___ Texto fornecido

Jesus e Paulo certamente conheceram aqueles que se impunham jejuns e sofrimentos para purificarem-se, para optarem ao espírito e não à carne (que Paulo teria esquecido talvez, se não fosse um certo “espinho” ou mostra de imperfeição do qual ele se envergonhava). Em alguns lugares, a privação dos sentidos era até o caminho para Deus, fazendo Platão se remexer embaixo da terra. Mas o Cristianismo chegou à Europa e Oriente Médio curiosamente levando menos a mensagem de Jesus sobre o ser perfeito pelo amor demostrado ou a mensagem de Paulo sobre ser inteiramente de Deus, e mais a vida separada e abstêmia de João Batista ou as discussões metafísicas a que Paulo tanto tendia. Além, claro, do ferrenho poder político-religioso de uma casta separada e perfeita como eram os Fariseus e Saduceus. Mas isso é assunto para outro papo.

______
___ Linhas fornecidas

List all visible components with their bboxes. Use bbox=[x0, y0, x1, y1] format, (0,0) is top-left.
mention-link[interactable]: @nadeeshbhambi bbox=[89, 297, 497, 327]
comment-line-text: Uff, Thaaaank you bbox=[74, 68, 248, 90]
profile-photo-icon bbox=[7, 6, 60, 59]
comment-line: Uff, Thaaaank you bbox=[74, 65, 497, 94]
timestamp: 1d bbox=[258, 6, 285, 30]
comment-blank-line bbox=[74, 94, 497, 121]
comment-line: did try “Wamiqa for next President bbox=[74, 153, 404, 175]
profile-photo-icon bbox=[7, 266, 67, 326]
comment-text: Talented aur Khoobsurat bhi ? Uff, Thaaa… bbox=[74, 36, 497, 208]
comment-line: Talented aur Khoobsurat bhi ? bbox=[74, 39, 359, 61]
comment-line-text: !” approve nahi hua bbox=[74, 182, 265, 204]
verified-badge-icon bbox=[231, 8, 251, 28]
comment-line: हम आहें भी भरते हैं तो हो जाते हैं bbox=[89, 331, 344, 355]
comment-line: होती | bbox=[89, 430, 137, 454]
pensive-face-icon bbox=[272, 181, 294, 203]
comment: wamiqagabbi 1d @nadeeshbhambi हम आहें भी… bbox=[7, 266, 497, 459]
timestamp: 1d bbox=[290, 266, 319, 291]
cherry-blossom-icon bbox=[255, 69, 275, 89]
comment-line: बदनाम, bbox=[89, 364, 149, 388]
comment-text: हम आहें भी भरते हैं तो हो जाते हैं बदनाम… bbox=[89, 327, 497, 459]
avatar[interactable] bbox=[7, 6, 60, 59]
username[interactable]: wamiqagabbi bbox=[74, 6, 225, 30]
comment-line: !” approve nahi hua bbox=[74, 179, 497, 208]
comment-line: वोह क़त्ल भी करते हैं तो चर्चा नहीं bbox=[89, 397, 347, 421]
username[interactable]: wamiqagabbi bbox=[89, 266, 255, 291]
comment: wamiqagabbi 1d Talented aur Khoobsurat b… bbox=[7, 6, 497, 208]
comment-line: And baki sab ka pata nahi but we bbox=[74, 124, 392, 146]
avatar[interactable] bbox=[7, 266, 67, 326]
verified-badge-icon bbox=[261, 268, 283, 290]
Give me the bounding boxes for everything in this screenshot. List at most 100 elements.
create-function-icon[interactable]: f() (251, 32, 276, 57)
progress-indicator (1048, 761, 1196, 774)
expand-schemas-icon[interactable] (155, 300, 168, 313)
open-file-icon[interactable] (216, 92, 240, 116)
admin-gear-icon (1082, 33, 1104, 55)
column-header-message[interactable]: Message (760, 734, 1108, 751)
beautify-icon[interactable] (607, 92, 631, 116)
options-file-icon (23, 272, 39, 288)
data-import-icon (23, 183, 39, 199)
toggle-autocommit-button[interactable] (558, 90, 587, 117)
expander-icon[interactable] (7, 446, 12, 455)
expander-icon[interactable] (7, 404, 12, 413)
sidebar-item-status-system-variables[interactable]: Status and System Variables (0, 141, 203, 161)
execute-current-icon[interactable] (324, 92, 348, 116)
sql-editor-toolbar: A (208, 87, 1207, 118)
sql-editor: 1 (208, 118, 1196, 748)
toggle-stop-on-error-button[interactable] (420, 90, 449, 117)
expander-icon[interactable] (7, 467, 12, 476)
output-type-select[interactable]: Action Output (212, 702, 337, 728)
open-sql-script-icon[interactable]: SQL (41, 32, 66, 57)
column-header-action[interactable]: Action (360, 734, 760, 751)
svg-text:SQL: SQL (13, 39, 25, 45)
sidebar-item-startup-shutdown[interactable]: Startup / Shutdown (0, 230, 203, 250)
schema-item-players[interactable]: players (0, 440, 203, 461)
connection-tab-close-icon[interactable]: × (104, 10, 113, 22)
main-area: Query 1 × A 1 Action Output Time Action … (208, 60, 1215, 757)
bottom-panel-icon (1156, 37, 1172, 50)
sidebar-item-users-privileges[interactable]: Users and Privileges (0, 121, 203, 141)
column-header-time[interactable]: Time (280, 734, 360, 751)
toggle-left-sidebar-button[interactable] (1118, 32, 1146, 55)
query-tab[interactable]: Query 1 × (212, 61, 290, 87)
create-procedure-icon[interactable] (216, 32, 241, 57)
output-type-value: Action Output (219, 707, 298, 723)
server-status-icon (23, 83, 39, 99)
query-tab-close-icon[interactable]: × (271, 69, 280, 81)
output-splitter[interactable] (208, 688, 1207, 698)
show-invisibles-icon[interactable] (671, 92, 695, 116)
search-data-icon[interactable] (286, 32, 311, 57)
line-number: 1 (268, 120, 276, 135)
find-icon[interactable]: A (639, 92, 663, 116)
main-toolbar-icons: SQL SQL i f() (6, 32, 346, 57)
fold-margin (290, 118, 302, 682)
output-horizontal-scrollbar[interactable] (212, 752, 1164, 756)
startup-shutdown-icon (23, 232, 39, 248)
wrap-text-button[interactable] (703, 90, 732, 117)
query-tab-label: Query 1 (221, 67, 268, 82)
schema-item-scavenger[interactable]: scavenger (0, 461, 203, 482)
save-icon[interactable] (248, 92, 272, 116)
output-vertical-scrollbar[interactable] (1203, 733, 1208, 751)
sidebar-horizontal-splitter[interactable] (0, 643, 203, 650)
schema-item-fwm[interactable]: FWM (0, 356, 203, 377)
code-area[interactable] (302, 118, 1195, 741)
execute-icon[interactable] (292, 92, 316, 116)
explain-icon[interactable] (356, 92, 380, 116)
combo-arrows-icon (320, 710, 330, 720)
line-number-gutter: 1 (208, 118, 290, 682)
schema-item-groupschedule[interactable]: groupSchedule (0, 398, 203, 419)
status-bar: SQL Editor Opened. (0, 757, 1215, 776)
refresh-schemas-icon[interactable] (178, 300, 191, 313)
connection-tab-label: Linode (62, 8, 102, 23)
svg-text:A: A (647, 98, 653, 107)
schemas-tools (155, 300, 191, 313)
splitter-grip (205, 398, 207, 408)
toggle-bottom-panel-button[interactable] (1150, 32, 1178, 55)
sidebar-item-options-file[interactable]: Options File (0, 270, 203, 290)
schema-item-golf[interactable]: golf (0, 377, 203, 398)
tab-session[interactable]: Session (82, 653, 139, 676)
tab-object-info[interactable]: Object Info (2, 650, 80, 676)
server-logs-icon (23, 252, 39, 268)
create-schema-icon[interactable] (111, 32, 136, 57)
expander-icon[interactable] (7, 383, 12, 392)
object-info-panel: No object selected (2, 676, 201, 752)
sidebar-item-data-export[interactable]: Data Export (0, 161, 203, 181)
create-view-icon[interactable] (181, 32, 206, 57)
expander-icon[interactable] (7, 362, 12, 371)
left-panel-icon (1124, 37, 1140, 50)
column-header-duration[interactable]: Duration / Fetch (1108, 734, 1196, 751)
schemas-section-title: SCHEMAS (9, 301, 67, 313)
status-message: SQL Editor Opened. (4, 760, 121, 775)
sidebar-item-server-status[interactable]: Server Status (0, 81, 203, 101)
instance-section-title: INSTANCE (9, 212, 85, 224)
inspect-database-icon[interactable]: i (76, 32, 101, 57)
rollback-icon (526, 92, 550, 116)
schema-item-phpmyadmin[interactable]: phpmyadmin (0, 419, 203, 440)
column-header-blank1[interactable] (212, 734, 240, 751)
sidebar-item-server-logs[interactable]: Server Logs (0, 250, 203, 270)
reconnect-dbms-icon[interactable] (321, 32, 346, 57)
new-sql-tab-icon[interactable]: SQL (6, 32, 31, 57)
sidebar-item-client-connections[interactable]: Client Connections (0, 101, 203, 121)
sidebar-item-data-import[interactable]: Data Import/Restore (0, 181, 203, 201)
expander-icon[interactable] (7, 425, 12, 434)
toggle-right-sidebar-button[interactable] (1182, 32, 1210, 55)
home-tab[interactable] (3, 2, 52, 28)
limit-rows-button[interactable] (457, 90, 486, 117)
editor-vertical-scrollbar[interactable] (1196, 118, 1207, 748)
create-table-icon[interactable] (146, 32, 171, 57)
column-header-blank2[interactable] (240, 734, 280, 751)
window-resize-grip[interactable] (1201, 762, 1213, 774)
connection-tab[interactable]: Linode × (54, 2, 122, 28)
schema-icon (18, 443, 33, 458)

______

▶ [Desafio] Reescreva de forma mais concisa o parágrafo do texto fornecido que começa com "Jesus e Paulo certamente conheceram", preservando seus fatos principais. As linhas não têm qualquer papel nesta atividade.

▶ [Resposta ao exercício] Jesus e Paulo certamente conheceram pessoas que se impunham jejuns e sofrimentos para se purificar e optar pelo espírito, e não pela carne. Em alguns lugares, a privação dos sentidos era até o caminho para Deus. Contudo, o Cristianismo chegou à Europa e ao Oriente Médio levando menos duas mensagens: a de Jesus, sobre ser perfeito pelo amor demonstrado, e a de Paulo, sobre ser inteiramente de Deus. Levou mais a vida separada e abstêmia de João Batista e as discussões metafísicas a que Paulo tendia. Levou também o ferrenho poder político-religioso de uma casta separada e perfeita, como os fariseus e saduceus.